§ **Texto proporcionado**:

^^^^^^^^

Artes

Caballero Bonald

Diario de Túnez (2013)

Alejandro Luque
Alejandro Luque
· 8 minutos

José Manuel Caballero Bonald

El viaje retrospectivo

 

Un escrupuloso cuidado por el lenguaje y una actitud cívica crítica y vigilante son las dos coordenadas en las que se ha desarrollado siempre, desde hace ya seis décadas décadas, la obra del gaditano José Manuel Caballero Bonald (Jerez de la Frontera, 1926), que en sus últimos poemarios –Manual de infractores (2005), La noche no tiene paredes (2009) y Entreguerras (2012)– no solo no ha dado muestras de cansancio o adocenamiento, sino que ha mostrado su rostro más beligerante y comprometido.

Navegante apasionado, Caballero Bonald nunca ha descuidado sus amores mediterráneos, a pesar del tirón atlántico de sus raíces familiares cubanas, y de su larga residencia en Colombia. Sin embargo, el influjo de lo fenicio y de lo andalusí, sumado a su insaciable curiosidad viajera, han hecho que el mar de Homero y de Soleimán esté presente, de un modo más o menos explícito, en toda su obra.

^^^^^^^^

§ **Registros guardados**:
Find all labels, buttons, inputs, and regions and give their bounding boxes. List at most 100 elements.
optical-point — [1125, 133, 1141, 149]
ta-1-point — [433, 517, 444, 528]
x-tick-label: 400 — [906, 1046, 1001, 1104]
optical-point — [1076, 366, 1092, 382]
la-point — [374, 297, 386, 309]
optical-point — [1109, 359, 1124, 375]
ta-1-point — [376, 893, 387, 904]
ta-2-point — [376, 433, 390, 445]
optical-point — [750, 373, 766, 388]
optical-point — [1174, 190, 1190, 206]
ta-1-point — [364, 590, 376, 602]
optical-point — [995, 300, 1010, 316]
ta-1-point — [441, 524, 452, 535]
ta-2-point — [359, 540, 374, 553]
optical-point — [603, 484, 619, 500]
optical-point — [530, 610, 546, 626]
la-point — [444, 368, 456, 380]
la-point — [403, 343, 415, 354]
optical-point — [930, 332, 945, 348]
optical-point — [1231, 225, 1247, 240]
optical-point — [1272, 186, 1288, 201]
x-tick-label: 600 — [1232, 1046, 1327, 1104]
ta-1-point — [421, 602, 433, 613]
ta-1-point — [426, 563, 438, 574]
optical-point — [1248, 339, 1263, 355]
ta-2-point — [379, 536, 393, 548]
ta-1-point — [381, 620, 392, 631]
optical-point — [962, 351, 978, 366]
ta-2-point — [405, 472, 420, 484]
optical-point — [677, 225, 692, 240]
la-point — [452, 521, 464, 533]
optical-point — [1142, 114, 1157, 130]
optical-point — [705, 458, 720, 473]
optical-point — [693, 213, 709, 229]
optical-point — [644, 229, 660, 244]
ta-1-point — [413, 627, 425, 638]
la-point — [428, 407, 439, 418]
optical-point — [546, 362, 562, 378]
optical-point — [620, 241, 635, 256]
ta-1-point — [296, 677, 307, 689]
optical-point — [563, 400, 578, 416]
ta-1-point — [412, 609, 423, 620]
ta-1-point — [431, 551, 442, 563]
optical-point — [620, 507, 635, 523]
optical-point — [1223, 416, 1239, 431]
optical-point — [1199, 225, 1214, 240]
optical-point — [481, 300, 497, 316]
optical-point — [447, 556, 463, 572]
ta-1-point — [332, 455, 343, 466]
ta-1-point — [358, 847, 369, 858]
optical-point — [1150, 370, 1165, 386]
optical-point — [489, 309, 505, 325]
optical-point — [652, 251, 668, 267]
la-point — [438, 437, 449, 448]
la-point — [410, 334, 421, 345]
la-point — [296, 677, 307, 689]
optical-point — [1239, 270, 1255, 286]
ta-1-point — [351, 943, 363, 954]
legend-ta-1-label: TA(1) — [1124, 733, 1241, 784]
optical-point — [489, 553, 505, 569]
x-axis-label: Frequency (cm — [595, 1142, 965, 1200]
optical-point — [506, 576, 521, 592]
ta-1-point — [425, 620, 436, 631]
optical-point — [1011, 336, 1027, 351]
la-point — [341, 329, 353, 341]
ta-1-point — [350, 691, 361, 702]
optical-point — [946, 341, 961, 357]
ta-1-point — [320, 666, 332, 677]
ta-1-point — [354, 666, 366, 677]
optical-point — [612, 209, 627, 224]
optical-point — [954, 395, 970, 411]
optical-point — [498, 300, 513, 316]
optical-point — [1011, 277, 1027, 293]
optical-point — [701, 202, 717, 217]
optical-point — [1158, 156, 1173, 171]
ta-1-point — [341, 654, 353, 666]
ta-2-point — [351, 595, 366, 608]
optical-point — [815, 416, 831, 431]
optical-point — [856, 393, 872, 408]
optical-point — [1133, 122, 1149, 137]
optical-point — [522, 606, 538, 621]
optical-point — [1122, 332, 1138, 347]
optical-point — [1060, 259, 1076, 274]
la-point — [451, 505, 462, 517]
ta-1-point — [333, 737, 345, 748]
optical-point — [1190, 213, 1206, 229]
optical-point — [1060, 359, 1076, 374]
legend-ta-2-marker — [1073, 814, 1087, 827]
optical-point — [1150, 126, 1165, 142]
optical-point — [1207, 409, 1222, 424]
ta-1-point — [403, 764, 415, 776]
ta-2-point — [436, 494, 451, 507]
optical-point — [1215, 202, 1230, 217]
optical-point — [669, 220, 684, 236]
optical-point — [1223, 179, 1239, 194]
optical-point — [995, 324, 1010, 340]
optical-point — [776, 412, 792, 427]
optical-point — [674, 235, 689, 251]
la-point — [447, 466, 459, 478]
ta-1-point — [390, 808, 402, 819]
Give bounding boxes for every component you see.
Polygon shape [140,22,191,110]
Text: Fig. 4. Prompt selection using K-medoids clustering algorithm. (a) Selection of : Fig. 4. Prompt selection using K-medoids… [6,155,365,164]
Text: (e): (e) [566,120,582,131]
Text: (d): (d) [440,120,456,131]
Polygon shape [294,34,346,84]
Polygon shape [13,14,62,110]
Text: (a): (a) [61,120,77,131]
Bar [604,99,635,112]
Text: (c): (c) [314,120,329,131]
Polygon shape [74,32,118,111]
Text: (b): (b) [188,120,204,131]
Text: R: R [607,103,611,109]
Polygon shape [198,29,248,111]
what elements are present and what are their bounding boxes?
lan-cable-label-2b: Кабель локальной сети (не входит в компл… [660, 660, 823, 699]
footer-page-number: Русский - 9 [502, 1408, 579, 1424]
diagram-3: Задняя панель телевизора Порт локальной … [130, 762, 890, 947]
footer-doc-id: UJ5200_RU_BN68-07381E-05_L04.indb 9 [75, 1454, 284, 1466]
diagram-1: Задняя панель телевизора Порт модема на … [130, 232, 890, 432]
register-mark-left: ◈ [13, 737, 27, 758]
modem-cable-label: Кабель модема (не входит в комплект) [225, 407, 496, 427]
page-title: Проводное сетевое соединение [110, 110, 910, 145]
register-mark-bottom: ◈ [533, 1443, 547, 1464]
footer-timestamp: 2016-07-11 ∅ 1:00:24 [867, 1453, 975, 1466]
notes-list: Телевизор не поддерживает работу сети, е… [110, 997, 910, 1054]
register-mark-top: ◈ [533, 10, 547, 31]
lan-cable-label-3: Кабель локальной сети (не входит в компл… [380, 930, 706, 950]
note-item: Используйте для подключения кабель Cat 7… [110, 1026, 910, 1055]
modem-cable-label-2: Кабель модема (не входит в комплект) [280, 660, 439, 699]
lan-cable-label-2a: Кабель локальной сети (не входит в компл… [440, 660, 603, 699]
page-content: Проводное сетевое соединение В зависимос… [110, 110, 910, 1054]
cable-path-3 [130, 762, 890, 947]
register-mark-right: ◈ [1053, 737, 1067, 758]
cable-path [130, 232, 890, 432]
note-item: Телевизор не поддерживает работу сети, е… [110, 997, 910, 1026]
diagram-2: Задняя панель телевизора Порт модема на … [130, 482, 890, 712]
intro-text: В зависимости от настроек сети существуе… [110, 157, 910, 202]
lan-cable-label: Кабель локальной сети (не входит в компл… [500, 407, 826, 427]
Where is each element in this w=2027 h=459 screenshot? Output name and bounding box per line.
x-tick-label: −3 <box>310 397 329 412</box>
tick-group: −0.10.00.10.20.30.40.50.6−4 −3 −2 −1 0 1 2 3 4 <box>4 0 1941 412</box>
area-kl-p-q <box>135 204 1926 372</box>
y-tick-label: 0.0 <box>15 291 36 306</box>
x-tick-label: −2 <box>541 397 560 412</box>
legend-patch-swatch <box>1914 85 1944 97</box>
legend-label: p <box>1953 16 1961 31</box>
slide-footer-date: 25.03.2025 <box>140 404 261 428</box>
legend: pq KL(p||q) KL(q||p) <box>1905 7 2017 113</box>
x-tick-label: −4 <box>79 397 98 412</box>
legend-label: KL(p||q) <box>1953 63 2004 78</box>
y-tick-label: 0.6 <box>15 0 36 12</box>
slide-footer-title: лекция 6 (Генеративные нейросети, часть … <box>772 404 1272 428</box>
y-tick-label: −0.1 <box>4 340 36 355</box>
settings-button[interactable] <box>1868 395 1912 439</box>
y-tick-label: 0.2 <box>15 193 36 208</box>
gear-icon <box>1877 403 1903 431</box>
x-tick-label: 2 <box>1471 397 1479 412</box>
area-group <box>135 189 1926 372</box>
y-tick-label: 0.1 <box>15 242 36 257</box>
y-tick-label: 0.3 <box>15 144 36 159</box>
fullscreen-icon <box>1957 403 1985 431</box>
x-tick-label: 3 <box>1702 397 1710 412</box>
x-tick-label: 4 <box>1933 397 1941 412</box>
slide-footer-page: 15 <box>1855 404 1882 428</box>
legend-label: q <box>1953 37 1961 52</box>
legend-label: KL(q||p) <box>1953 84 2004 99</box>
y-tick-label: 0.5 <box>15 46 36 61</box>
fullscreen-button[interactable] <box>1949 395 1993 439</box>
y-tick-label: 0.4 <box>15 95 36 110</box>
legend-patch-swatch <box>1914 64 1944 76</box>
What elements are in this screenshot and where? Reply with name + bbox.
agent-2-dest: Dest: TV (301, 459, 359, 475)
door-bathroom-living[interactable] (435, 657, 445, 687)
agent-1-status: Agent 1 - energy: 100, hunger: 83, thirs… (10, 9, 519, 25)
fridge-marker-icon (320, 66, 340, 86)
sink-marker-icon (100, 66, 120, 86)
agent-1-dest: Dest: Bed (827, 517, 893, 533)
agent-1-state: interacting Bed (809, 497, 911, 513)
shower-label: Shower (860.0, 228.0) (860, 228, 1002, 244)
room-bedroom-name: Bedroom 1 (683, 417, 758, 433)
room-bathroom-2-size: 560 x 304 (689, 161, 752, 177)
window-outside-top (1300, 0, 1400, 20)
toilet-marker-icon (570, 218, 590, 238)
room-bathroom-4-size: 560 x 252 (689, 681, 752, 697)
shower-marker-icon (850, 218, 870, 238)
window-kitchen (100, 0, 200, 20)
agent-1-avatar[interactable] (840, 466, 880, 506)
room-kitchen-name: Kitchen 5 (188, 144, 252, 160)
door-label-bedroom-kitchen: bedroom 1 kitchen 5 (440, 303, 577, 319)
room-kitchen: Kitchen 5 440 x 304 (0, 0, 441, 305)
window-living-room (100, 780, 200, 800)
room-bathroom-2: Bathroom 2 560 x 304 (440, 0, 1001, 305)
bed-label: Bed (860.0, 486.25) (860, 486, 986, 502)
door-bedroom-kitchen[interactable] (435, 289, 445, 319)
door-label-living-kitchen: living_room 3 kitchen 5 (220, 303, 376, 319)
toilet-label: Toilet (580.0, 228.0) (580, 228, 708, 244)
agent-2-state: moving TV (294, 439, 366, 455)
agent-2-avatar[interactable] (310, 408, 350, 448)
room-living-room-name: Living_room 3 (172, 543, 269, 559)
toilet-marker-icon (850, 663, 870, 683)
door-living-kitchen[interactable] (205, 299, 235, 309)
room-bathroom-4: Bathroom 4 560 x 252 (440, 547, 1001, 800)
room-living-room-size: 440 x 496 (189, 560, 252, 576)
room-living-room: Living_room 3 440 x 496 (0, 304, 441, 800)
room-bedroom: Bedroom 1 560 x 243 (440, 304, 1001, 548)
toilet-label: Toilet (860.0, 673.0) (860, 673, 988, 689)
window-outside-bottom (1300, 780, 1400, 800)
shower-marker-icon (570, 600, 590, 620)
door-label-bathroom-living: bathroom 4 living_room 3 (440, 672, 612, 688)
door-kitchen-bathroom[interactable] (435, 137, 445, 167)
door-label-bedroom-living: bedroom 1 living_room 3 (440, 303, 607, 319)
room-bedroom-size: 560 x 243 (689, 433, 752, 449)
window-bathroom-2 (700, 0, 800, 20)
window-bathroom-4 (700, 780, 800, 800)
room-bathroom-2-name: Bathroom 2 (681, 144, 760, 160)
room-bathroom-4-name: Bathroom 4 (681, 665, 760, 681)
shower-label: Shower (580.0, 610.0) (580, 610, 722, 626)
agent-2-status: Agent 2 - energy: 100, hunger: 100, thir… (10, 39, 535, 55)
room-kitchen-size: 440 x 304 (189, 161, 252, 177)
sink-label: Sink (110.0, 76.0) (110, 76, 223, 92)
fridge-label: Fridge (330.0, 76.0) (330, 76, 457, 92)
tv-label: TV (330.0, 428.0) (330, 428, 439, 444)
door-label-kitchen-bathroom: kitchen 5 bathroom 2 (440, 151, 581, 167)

^^^^^^^^

§ **Qué hacer**:
1) Reescribe de forma más breve el párrafo del texto sobre Caballero Bonald que empieza con "Navegante apasionado" y conserva sus datos principales.
2) Pasa a una lista numerada las líneas de los registros, empezando por la primera y terminando en la línea que contiene "optical-point — [750, 373, 766, 388]", ambas incluidas, sin las líneas en blanco.

§ **Respuestas por tarea**:
1) Caballero Bonald, navegante apasionado, ha mantenido su amor por el Mediterráneo pese al tirón atlántico de sus raíces familiares cubanas y a su larga residencia en Colombia. El influjo fenicio y andalusí y su curiosidad viajera hacen que el mar de Homero y de Soleimán esté presente, de forma más o menos explícita, en toda su obra.

2)
1. Find all labels, buttons, inputs, and regions and give their bounding boxes. List at most 100 elements.
2. optical-point — [1125, 133, 1141, 149]
3. ta-1-point — [433, 517, 444, 528]
4. x-tick-label: 400 — [906, 1046, 1001, 1104]
5. optical-point — [1076, 366, 1092, 382]
6. la-point — [374, 297, 386, 309]
7. optical-point — [1109, 359, 1124, 375]
8. ta-1-point — [376, 893, 387, 904]
9. ta-2-point — [376, 433, 390, 445]
10. optical-point — [750, 373, 766, 388]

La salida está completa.